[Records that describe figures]
[Begin]
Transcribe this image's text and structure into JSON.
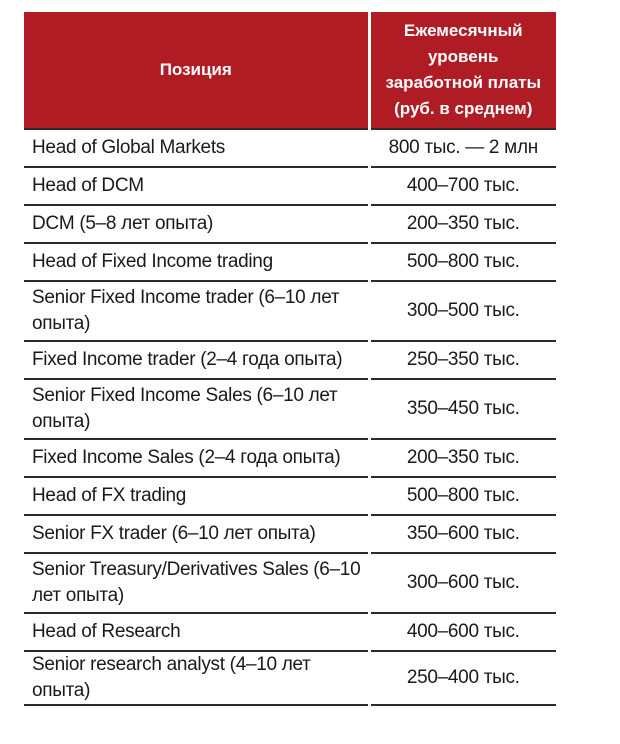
{
  "table": {
    "header": {
      "position": "Позиция",
      "salary_lines": [
        "Ежемесячный",
        "уровень",
        "заработной платы",
        "(руб. в среднем)"
      ]
    },
    "rows": [
      {
        "name": "Head of Global Markets",
        "value": "800 тыс. — 2 млн"
      },
      {
        "name": "Head of DCM",
        "value": "400–700 тыс."
      },
      {
        "name": "DCM (5–8 лет опыта)",
        "value": "200–350 тыс."
      },
      {
        "name": "Head of Fixed Income trading",
        "value": "500–800 тыс."
      },
      {
        "name": "Senior Fixed Income trader (6–10 лет опыта)",
        "value": "300–500 тыс."
      },
      {
        "name": "Fixed Income trader (2–4 года опыта)",
        "value": "250–350 тыс."
      },
      {
        "name": "Senior Fixed Income Sales (6–10 лет опыта)",
        "value": "350–450 тыс."
      },
      {
        "name": "Fixed Income Sales (2–4 года опыта)",
        "value": "200–350 тыс."
      },
      {
        "name": "Head of FX trading",
        "value": "500–800 тыс."
      },
      {
        "name": "Senior FX trader (6–10 лет опыта)",
        "value": "350–600 тыс."
      },
      {
        "name": "Senior Treasury/Derivatives Sales (6–10 лет опыта)",
        "value": "300–600 тыс."
      },
      {
        "name": "Head of Research",
        "value": "400–600 тыс."
      },
      {
        "name": "Senior research analyst (4–10 лет опыта)",
        "value": "250–400 тыс."
      }
    ],
    "colors": {
      "header_bg": "#b01c23",
      "header_text": "#ffffff",
      "rule": "#2a2a2a"
    }
  }
}
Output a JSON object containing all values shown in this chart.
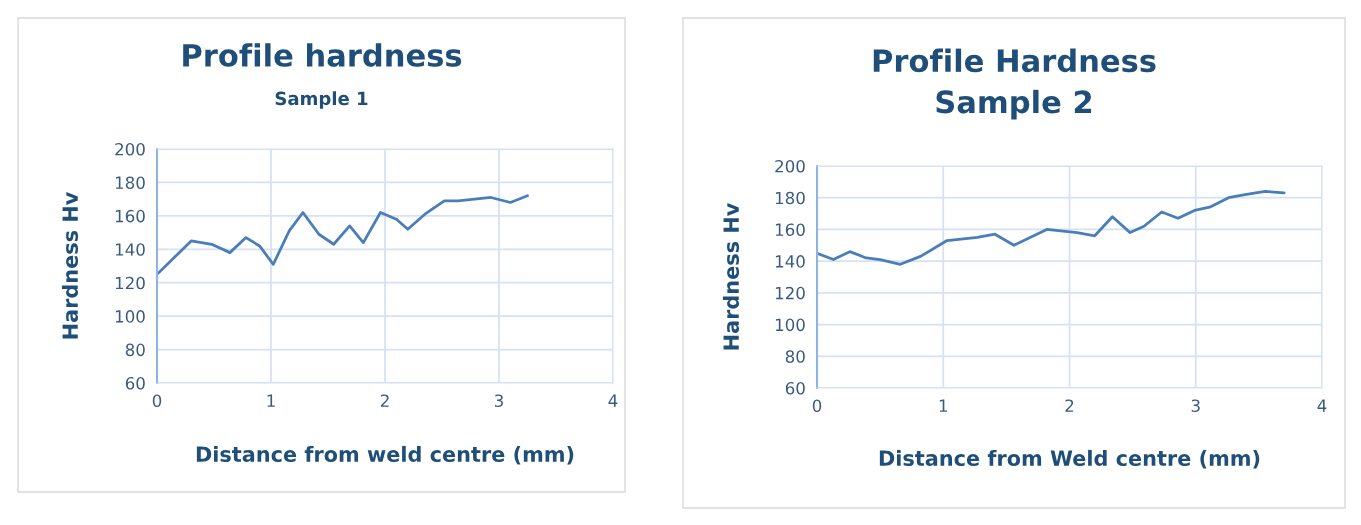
{
  "chart_data": [
    {
      "type": "line",
      "title": "Profile hardness",
      "subtitle": "Sample 1",
      "xlabel": "Distance from weld centre (mm)",
      "ylabel": "Hardness Hv",
      "x": [
        0,
        0.3,
        0.48,
        0.64,
        0.78,
        0.9,
        1.02,
        1.16,
        1.28,
        1.42,
        1.55,
        1.69,
        1.81,
        1.96,
        2.1,
        2.2,
        2.35,
        2.52,
        2.64,
        2.93,
        3.1,
        3.25
      ],
      "series": [
        {
          "color": "#4a7ebb",
          "values": [
            125,
            145,
            143,
            138,
            147,
            142,
            131,
            151,
            162,
            149,
            143,
            154,
            144,
            162,
            158,
            152,
            161,
            169,
            169,
            171,
            168,
            172
          ]
        }
      ],
      "xlim": [
        0,
        4
      ],
      "xticks": [
        0,
        1,
        2,
        3,
        4
      ],
      "ylim": [
        60,
        200
      ],
      "yticks": [
        60,
        80,
        100,
        120,
        140,
        160,
        180,
        200
      ],
      "grid": true,
      "marker": "none",
      "line_style": "solid"
    },
    {
      "type": "line",
      "title": "Profile Hardness\nSample 2",
      "xlabel": "Distance from Weld centre (mm)",
      "ylabel": "Hardness Hv",
      "x": [
        0,
        0.13,
        0.26,
        0.39,
        0.5,
        0.66,
        0.82,
        1.03,
        1.27,
        1.41,
        1.56,
        1.82,
        2.06,
        2.2,
        2.34,
        2.48,
        2.59,
        2.73,
        2.86,
        2.99,
        3.11,
        3.26,
        3.39,
        3.55,
        3.7
      ],
      "series": [
        {
          "color": "#4a7ebb",
          "values": [
            145,
            141,
            146,
            142,
            141,
            138,
            143,
            153,
            155,
            157,
            150,
            160,
            158,
            156,
            168,
            158,
            162,
            171,
            167,
            172,
            174,
            180,
            182,
            184,
            183
          ]
        }
      ],
      "xlim": [
        0,
        4
      ],
      "xticks": [
        0,
        1,
        2,
        3,
        4
      ],
      "ylim": [
        60,
        200
      ],
      "yticks": [
        60,
        80,
        100,
        120,
        140,
        160,
        180,
        200
      ],
      "grid": true,
      "marker": "none",
      "line_style": "solid"
    }
  ]
}
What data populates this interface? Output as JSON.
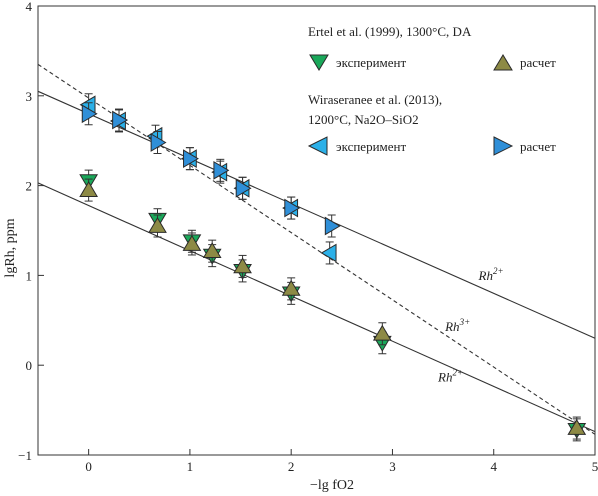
{
  "chart_data": {
    "type": "scatter",
    "xlabel": "−lg fO2",
    "ylabel": "lgRh, ppm",
    "xlim": [
      -0.5,
      5
    ],
    "ylim": [
      -1,
      4
    ],
    "x_ticks": [
      "0",
      "1",
      "2",
      "3",
      "4",
      "5"
    ],
    "y_ticks": [
      "−1",
      "0",
      "1",
      "2",
      "3",
      "4"
    ],
    "grid": false,
    "legend": {
      "group1_title": "Ertel et al. (1999), 1300°C, DA",
      "group2_title_line1": "Wiraseranee et al. (2013),",
      "group2_title_line2": "1200°C, Na2O–SiO2",
      "exp_label": "эксперимент",
      "calc_label": "расчет"
    },
    "series": [
      {
        "name": "эксперимент",
        "group": "Ertel et al. (1999), 1300°C, DA",
        "marker": "triangle-down",
        "color": "#1aa85a",
        "x": [
          0.0,
          0.68,
          1.02,
          1.22,
          1.52,
          2.0,
          2.9,
          4.82
        ],
        "y": [
          2.05,
          1.62,
          1.38,
          1.22,
          1.05,
          0.8,
          0.25,
          -0.72
        ]
      },
      {
        "name": "расчет",
        "group": "Ertel et al. (1999), 1300°C, DA",
        "marker": "triangle-up",
        "color": "#8d8a45",
        "x": [
          0.0,
          0.68,
          1.02,
          1.22,
          1.52,
          2.0,
          2.9,
          4.82
        ],
        "y": [
          1.95,
          1.55,
          1.35,
          1.27,
          1.1,
          0.85,
          0.35,
          -0.7
        ]
      },
      {
        "name": "эксперимент",
        "group": "Wiraseranee et al. (2013), 1200°C, Na2O–SiO2",
        "marker": "triangle-left",
        "color": "#2bb0e8",
        "x": [
          0.0,
          0.3,
          0.66,
          1.0,
          1.3,
          1.52,
          2.0,
          2.38
        ],
        "y": [
          2.9,
          2.72,
          2.55,
          2.3,
          2.15,
          1.97,
          1.75,
          1.25
        ]
      },
      {
        "name": "расчет",
        "group": "Wiraseranee et al. (2013), 1200°C, Na2O–SiO2",
        "marker": "triangle-right",
        "color": "#2f8fd8",
        "x": [
          0.0,
          0.3,
          0.68,
          1.0,
          1.3,
          1.52,
          2.0,
          2.4
        ],
        "y": [
          2.8,
          2.73,
          2.48,
          2.3,
          2.17,
          1.97,
          1.75,
          1.55
        ]
      }
    ],
    "lines": [
      {
        "label": "Rh2+",
        "style": "solid",
        "x": [
          -0.5,
          5.0
        ],
        "y": [
          3.05,
          0.3
        ]
      },
      {
        "label": "Rh3+",
        "style": "dashed",
        "x": [
          -0.5,
          5.0
        ],
        "y": [
          3.35,
          -0.77
        ]
      },
      {
        "label": "Rh2+",
        "style": "solid",
        "x": [
          -0.5,
          5.0
        ],
        "y": [
          2.03,
          -0.74
        ]
      }
    ],
    "line_labels": [
      {
        "base": "Rh",
        "sup": "2+",
        "x": 3.85,
        "y": 0.95
      },
      {
        "base": "Rh",
        "sup": "3+",
        "x": 3.52,
        "y": 0.38
      },
      {
        "base": "Rh",
        "sup": "2+",
        "x": 3.45,
        "y": -0.18
      }
    ]
  }
}
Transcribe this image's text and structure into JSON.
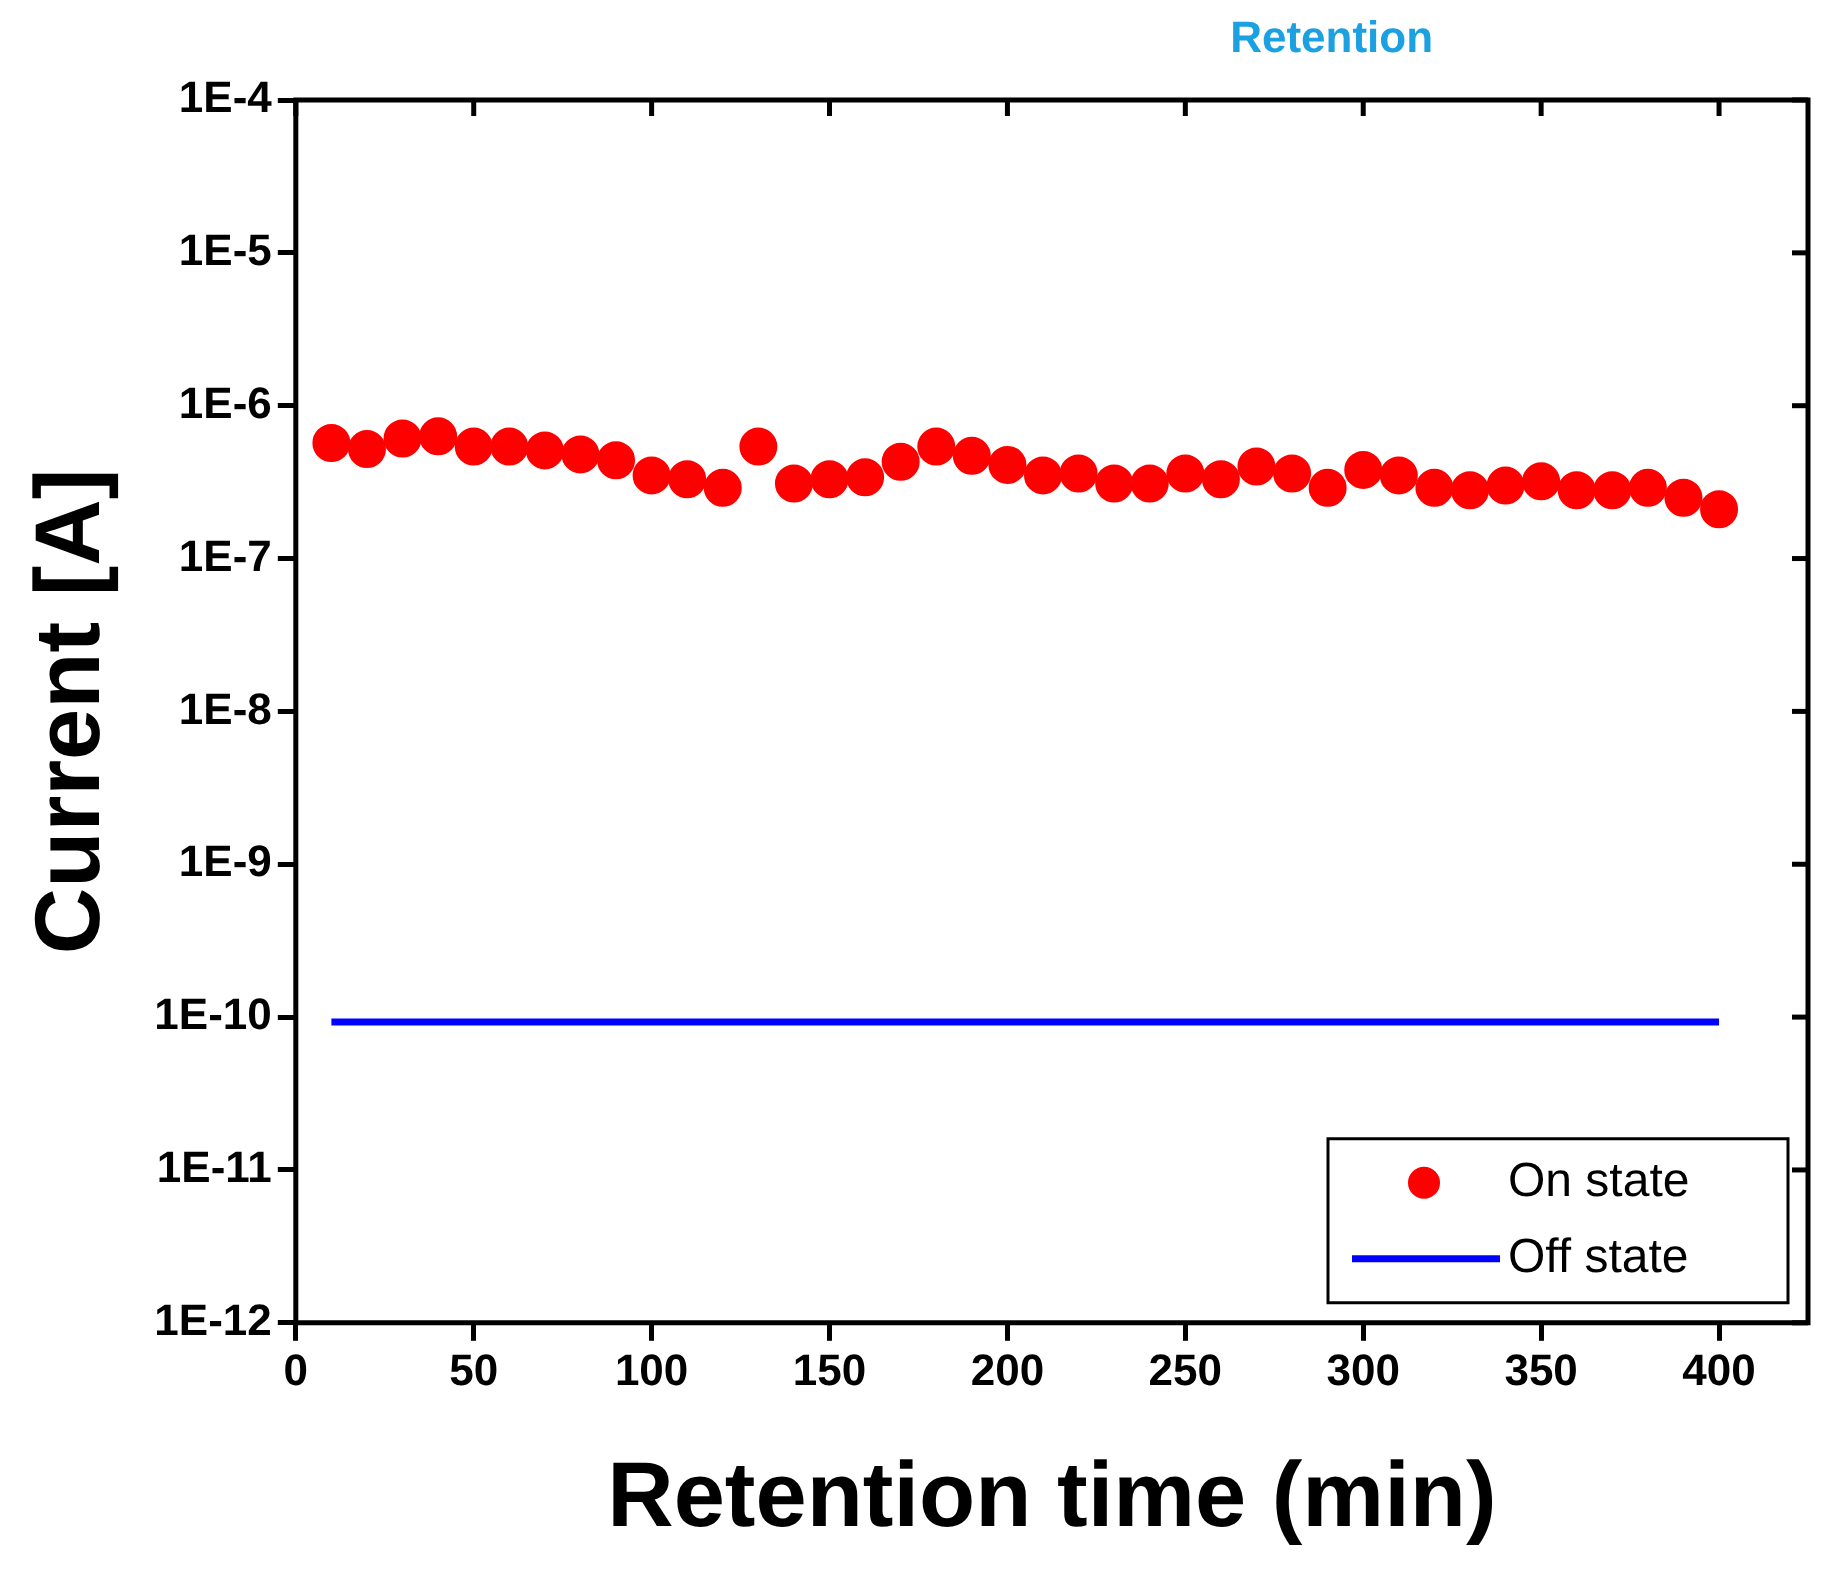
{
  "chart_data": {
    "type": "scatter",
    "title": "Retention",
    "xlabel": "Retention time (min)",
    "ylabel": "Current [A]",
    "x": [
      10,
      20,
      30,
      40,
      50,
      60,
      70,
      80,
      90,
      100,
      110,
      120,
      130,
      140,
      150,
      160,
      170,
      180,
      190,
      200,
      210,
      220,
      230,
      240,
      250,
      260,
      270,
      280,
      290,
      300,
      310,
      320,
      330,
      340,
      350,
      360,
      370,
      380,
      390,
      400
    ],
    "series": [
      {
        "name": "On state",
        "color": "#ff0000",
        "marker": "circle",
        "values": [
          5.7e-07,
          5.2e-07,
          6.1e-07,
          6.3e-07,
          5.4e-07,
          5.4e-07,
          5.1e-07,
          4.8e-07,
          4.4e-07,
          3.5e-07,
          3.3e-07,
          2.9e-07,
          5.4e-07,
          3.1e-07,
          3.3e-07,
          3.4e-07,
          4.3e-07,
          5.4e-07,
          4.7e-07,
          4.1e-07,
          3.5e-07,
          3.6e-07,
          3.1e-07,
          3.1e-07,
          3.6e-07,
          3.3e-07,
          4e-07,
          3.6e-07,
          2.9e-07,
          3.8e-07,
          3.5e-07,
          2.9e-07,
          2.8e-07,
          3e-07,
          3.2e-07,
          2.8e-07,
          2.8e-07,
          2.9e-07,
          2.5e-07,
          2.1e-07
        ]
      },
      {
        "name": "Off state",
        "type": "line",
        "color": "#0000ff",
        "marker": "none",
        "line_style": "solid",
        "x": [
          10,
          400
        ],
        "values": [
          9.3e-11,
          9.3e-11
        ]
      }
    ],
    "log": "y",
    "xlim": [
      0,
      425
    ],
    "xticks": [
      0,
      50,
      100,
      150,
      200,
      250,
      300,
      350,
      400
    ],
    "ylim": [
      1e-12,
      0.0001
    ],
    "yticks": [
      {
        "value": 1e-12,
        "label": "1E-12"
      },
      {
        "value": 1e-11,
        "label": "1E-11"
      },
      {
        "value": 1e-10,
        "label": "1E-10"
      },
      {
        "value": 1e-09,
        "label": "1E-9"
      },
      {
        "value": 1e-08,
        "label": "1E-8"
      },
      {
        "value": 1e-07,
        "label": "1E-7"
      },
      {
        "value": 1e-06,
        "label": "1E-6"
      },
      {
        "value": 1e-05,
        "label": "1E-5"
      },
      {
        "value": 0.0001,
        "label": "1E-4"
      }
    ],
    "grid": false,
    "legend": "bottom right"
  }
}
[End]
> [Exercise goal]: Spot every line that holds "centre" and copy it.

> [Solution]:
      "xlabel": "Distance from weld centre (mm)",
      "xlabel": "Distance from Weld centre (mm)",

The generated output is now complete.